- Requirement -
Report every line from the material that contains the word "Disk".

- Source material -

________________

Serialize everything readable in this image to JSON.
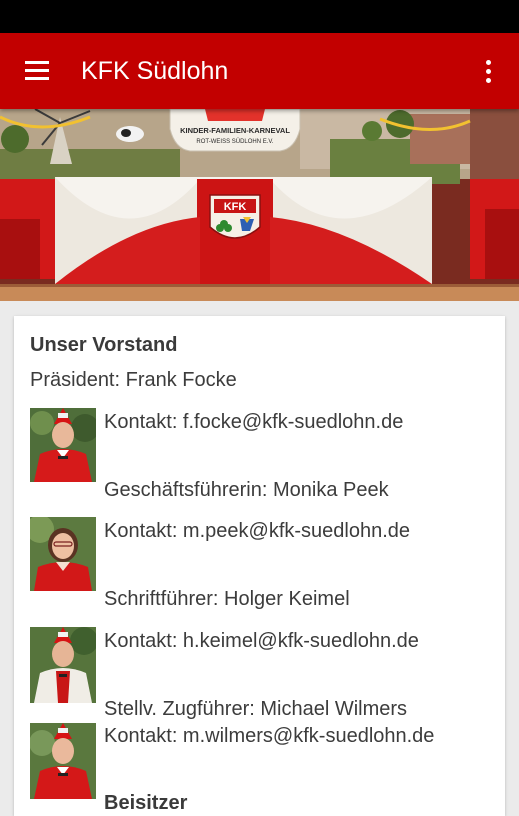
{
  "app": {
    "title": "KFK Südlohn",
    "colors": {
      "primary": "#c20000",
      "status_bar": "#000000",
      "background": "#ebebeb"
    },
    "icons": {
      "menu": "hamburger-menu-icon",
      "overflow": "more-vertical-icon"
    }
  },
  "hero": {
    "banner_text_line1": "KINDER-FAMILIEN-KARNEVAL",
    "banner_text_line2": "ROT-WEISS SÜDLOHN E.V.",
    "emblem_text": "KFK"
  },
  "board": {
    "title": "Unser Vorstand",
    "members": [
      {
        "role": "Präsident: Frank Focke",
        "contact": "Kontakt: f.focke@kfk-suedlohn.de"
      },
      {
        "role": "Geschäftsführerin: Monika Peek",
        "contact": "Kontakt: m.peek@kfk-suedlohn.de"
      },
      {
        "role": "Schriftführer: Holger Keimel",
        "contact": "Kontakt: h.keimel@kfk-suedlohn.de"
      },
      {
        "role": "Stellv. Zugführer: Michael Wilmers",
        "contact": "Kontakt: m.wilmers@kfk-suedlohn.de"
      }
    ],
    "next_heading": "Beisitzer"
  }
}
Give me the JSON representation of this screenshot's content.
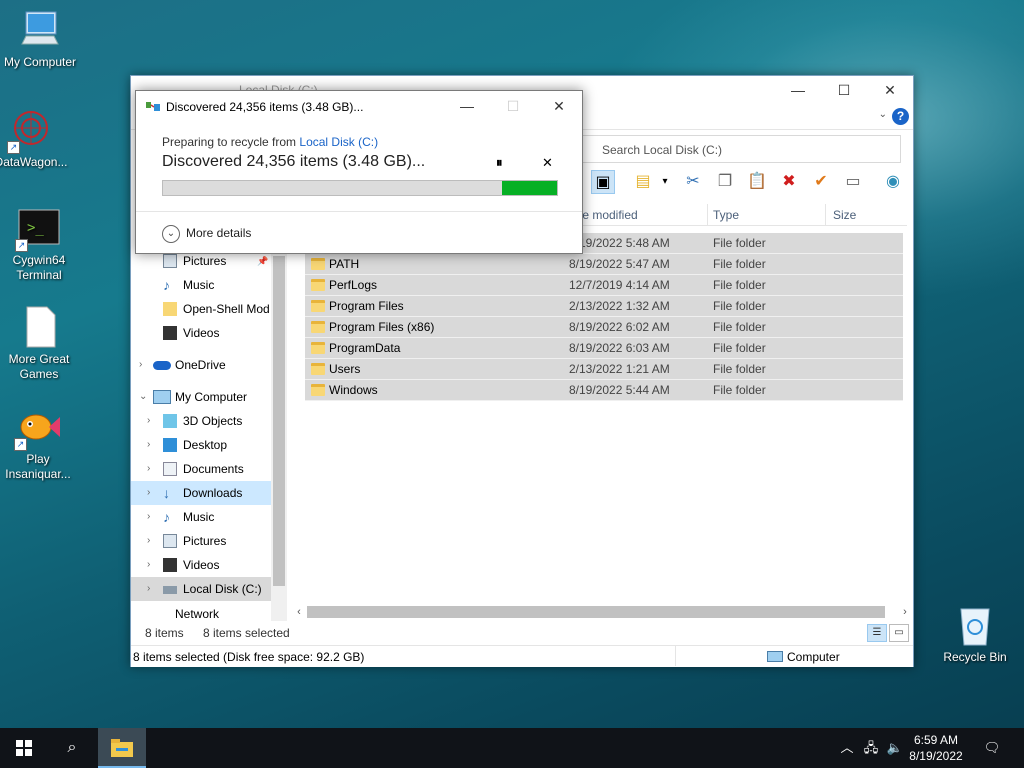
{
  "desktop": {
    "icons": [
      {
        "label": "My Computer",
        "icon": "computer-icon"
      },
      {
        "label": "DataWagon...",
        "icon": "datawagon-icon"
      },
      {
        "label": "Cygwin64 Terminal",
        "icon": "terminal-icon"
      },
      {
        "label": "More Great Games",
        "icon": "document-icon"
      },
      {
        "label": "Play Insaniquar...",
        "icon": "fish-icon"
      },
      {
        "label": "Recycle Bin",
        "icon": "recycle-bin-icon"
      }
    ]
  },
  "explorer": {
    "title": "Local Disk (C:)",
    "search_placeholder": "Search Local Disk (C:)",
    "columns": {
      "date": "te modified",
      "type": "Type",
      "size": "Size"
    },
    "files": [
      {
        "name": "",
        "date": "8/19/2022 5:48 AM",
        "type": "File folder"
      },
      {
        "name": "PATH",
        "date": "8/19/2022 5:47 AM",
        "type": "File folder"
      },
      {
        "name": "PerfLogs",
        "date": "12/7/2019 4:14 AM",
        "type": "File folder"
      },
      {
        "name": "Program Files",
        "date": "2/13/2022 1:32 AM",
        "type": "File folder"
      },
      {
        "name": "Program Files (x86)",
        "date": "8/19/2022 6:02 AM",
        "type": "File folder"
      },
      {
        "name": "ProgramData",
        "date": "8/19/2022 6:03 AM",
        "type": "File folder"
      },
      {
        "name": "Users",
        "date": "2/13/2022 1:21 AM",
        "type": "File folder"
      },
      {
        "name": "Windows",
        "date": "8/19/2022 5:44 AM",
        "type": "File folder"
      }
    ],
    "nav": [
      {
        "label": "Pictures",
        "icon": "pictures-icon"
      },
      {
        "label": "Music",
        "icon": "music-icon"
      },
      {
        "label": "Open-Shell Mod",
        "icon": "folder-icon"
      },
      {
        "label": "Videos",
        "icon": "videos-icon"
      },
      {
        "label": "OneDrive",
        "icon": "onedrive-icon"
      },
      {
        "label": "My Computer",
        "icon": "computer-icon"
      },
      {
        "label": "3D Objects",
        "icon": "3d-objects-icon"
      },
      {
        "label": "Desktop",
        "icon": "desktop-icon"
      },
      {
        "label": "Documents",
        "icon": "documents-icon"
      },
      {
        "label": "Downloads",
        "icon": "downloads-icon"
      },
      {
        "label": "Music",
        "icon": "music-icon"
      },
      {
        "label": "Pictures",
        "icon": "pictures-icon"
      },
      {
        "label": "Videos",
        "icon": "videos-icon"
      },
      {
        "label": "Local Disk (C:)",
        "icon": "drive-icon"
      },
      {
        "label": "Network",
        "icon": "network-icon"
      }
    ],
    "status": {
      "items": "8 items",
      "selected": "8 items selected",
      "bottom_left": "8 items selected (Disk free space: 92.2 GB)",
      "bottom_right": "Computer"
    }
  },
  "dialog": {
    "title": "Discovered 24,356 items (3.48 GB)...",
    "subtitle_prefix": "Preparing to recycle from ",
    "subtitle_link": "Local Disk (C:)",
    "main": "Discovered 24,356 items (3.48 GB)...",
    "progress_percent": 86,
    "more_details": "More details"
  },
  "taskbar": {
    "time": "6:59 AM",
    "date": "8/19/2022"
  },
  "colors": {
    "accent": "#1a64c8",
    "progress_green": "#06b025",
    "selection": "#d9d9d9"
  }
}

________________

- Solution for this problem -
    "title": "Local Disk (C:)",
    "search_placeholder": "Search Local Disk (C:)",
        "label": "Local Disk (C:)",
      "bottom_left": "8 items selected (Disk free space: 92.2 GB)",
    "subtitle_link": "Local Disk (C:)",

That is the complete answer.